- _DIRECTIVE_:
Copy nothing but the text: repeat each entry exactly and drop the images.

___ TASK INPUT

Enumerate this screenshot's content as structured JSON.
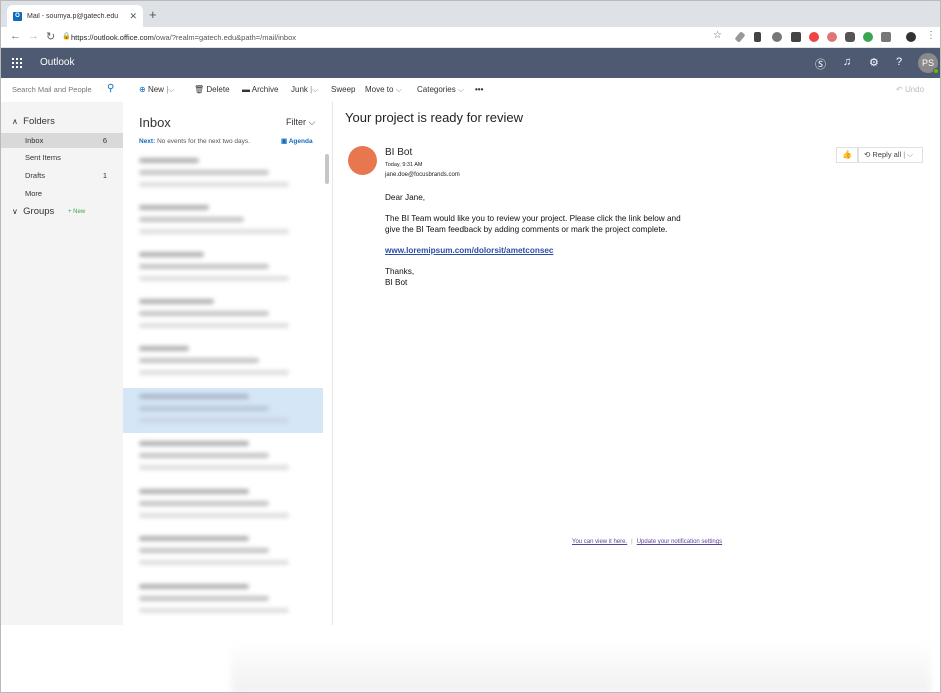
{
  "browser": {
    "tab_title": "Mail - soumya.p@gatech.edu",
    "tab_favicon": "O",
    "new_tab": "+",
    "url_host": "https://outlook.office.com",
    "url_path": "/owa/?realm=gatech.edu&path=/mail/inbox"
  },
  "suite": {
    "app_name": "Outlook",
    "avatar_initials": "PS"
  },
  "commands": {
    "search_placeholder": "Search Mail and People",
    "new": "New",
    "delete": "Delete",
    "archive": "Archive",
    "junk": "Junk",
    "sweep": "Sweep",
    "move_to": "Move to",
    "categories": "Categories",
    "more": "•••",
    "undo": "Undo"
  },
  "nav": {
    "folders_header": "Folders",
    "items": [
      {
        "label": "Inbox",
        "count": "6"
      },
      {
        "label": "Sent Items",
        "count": ""
      },
      {
        "label": "Drafts",
        "count": "1"
      },
      {
        "label": "More",
        "count": ""
      }
    ],
    "groups_header": "Groups",
    "groups_badge": "+ New"
  },
  "list": {
    "title": "Inbox",
    "filter": "Filter",
    "next_label": "Next:",
    "next_text": "No events for the next two days.",
    "agenda": "Agenda"
  },
  "message": {
    "subject": "Your project is ready for review",
    "sender_name": "BI Bot",
    "date": "Today, 9:31 AM",
    "to": "jane.doe@focusbrands.com",
    "reply_all": "Reply all",
    "greeting": "Dear Jane,",
    "line1": "The BI Team would like you to review your project. Please click the link below and",
    "line2": "give the BI Team feedback by adding comments or mark the project complete.",
    "link": "www.loremipsum.com/dolorsit/ametconsec",
    "closing": "Thanks,",
    "signature": "BI Bot",
    "footer_link1": "You can view it here.",
    "footer_sep": "|",
    "footer_link2": "Update your notification settings"
  },
  "colors": {
    "suite_bar": "#4d5a72",
    "accent": "#0f6cbd",
    "sender_avatar": "#e8774f",
    "selected_row": "#d5e6f7"
  }
}
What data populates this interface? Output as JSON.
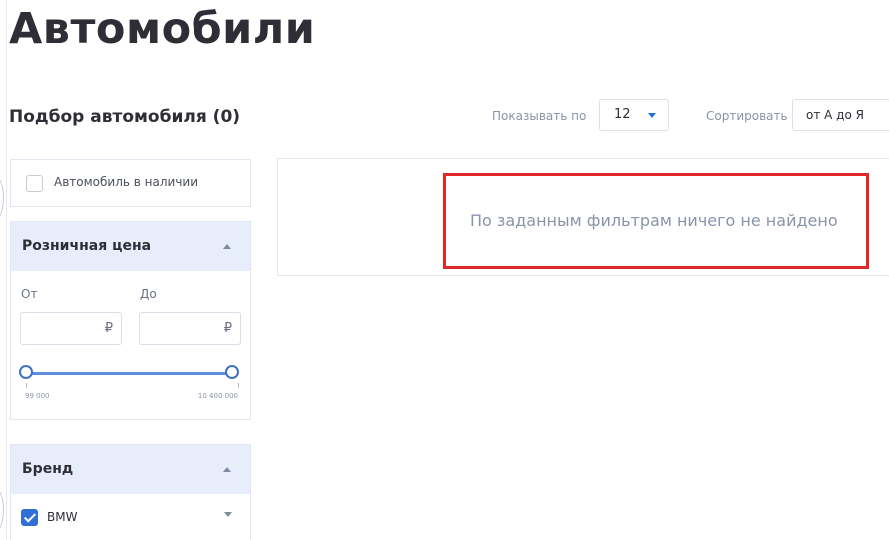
{
  "page": {
    "title": "Автомобили"
  },
  "filters": {
    "heading": "Подбор автомобиля (0)",
    "in_stock_label": "Автомобиль в наличии",
    "price": {
      "title": "Розничная цена",
      "from_label": "От",
      "to_label": "До",
      "currency": "₽",
      "scale_min": "99 000",
      "scale_max": "10 400 000",
      "range_low_fraction": 0,
      "range_high_fraction": 1
    },
    "brand": {
      "title": "Бренд",
      "items": [
        {
          "label": "BMW",
          "checked": true
        }
      ]
    }
  },
  "toolbar": {
    "show_label": "Показывать по",
    "per_page": "12",
    "sort_label": "Сортировать",
    "sort_value": "от А до Я"
  },
  "results": {
    "empty_message": "По заданным фильтрам ничего не найдено"
  },
  "colors": {
    "accent": "#2f6fd6",
    "panel_header_bg": "#e8edfb",
    "highlight_border": "#e02828"
  }
}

______

- _OUTPUT_:
Enumerate this screenshot's content as structured JSON.
{
  "browser": {
    "tab_title": "Mail - soumya.p@gatech.edu",
    "tab_favicon": "O",
    "new_tab": "+",
    "url_host": "https://outlook.office.com",
    "url_path": "/owa/?realm=gatech.edu&path=/mail/inbox"
  },
  "suite": {
    "app_name": "Outlook",
    "avatar_initials": "PS"
  },
  "commands": {
    "search_placeholder": "Search Mail and People",
    "new": "New",
    "delete": "Delete",
    "archive": "Archive",
    "junk": "Junk",
    "sweep": "Sweep",
    "move_to": "Move to",
    "categories": "Categories",
    "more": "•••",
    "undo": "Undo"
  },
  "nav": {
    "folders_header": "Folders",
    "items": [
      {
        "label": "Inbox",
        "count": "6"
      },
      {
        "label": "Sent Items",
        "count": ""
      },
      {
        "label": "Drafts",
        "count": "1"
      },
      {
        "label": "More",
        "count": ""
      }
    ],
    "groups_header": "Groups",
    "groups_badge": "+ New"
  },
  "list": {
    "title": "Inbox",
    "filter": "Filter",
    "next_label": "Next:",
    "next_text": "No events for the next two days.",
    "agenda": "Agenda"
  },
  "message": {
    "subject": "Your project is ready for review",
    "sender_name": "BI Bot",
    "date": "Today, 9:31 AM",
    "to": "jane.doe@focusbrands.com",
    "reply_all": "Reply all",
    "greeting": "Dear Jane,",
    "line1": "The BI Team would like you to review your project. Please click the link below and",
    "line2": "give the BI Team feedback by adding comments or mark the project complete.",
    "link": "www.loremipsum.com/dolorsit/ametconsec",
    "closing": "Thanks,",
    "signature": "BI Bot",
    "footer_link1": "You can view it here.",
    "footer_sep": "|",
    "footer_link2": "Update your notification settings"
  },
  "colors": {
    "suite_bar": "#4d5a72",
    "accent": "#0f6cbd",
    "sender_avatar": "#e8774f",
    "selected_row": "#d5e6f7"
  }
}
What data populates this interface? Output as JSON.
{
  "page": {
    "title": "Автомобили"
  },
  "filters": {
    "heading": "Подбор автомобиля (0)",
    "in_stock_label": "Автомобиль в наличии",
    "price": {
      "title": "Розничная цена",
      "from_label": "От",
      "to_label": "До",
      "currency": "₽",
      "scale_min": "99 000",
      "scale_max": "10 400 000",
      "range_low_fraction": 0,
      "range_high_fraction": 1
    },
    "brand": {
      "title": "Бренд",
      "items": [
        {
          "label": "BMW",
          "checked": true
        }
      ]
    }
  },
  "toolbar": {
    "show_label": "Показывать по",
    "per_page": "12",
    "sort_label": "Сортировать",
    "sort_value": "от А до Я"
  },
  "results": {
    "empty_message": "По заданным фильтрам ничего не найдено"
  },
  "colors": {
    "accent": "#2f6fd6",
    "panel_header_bg": "#e8edfb",
    "highlight_border": "#e02828"
  }
}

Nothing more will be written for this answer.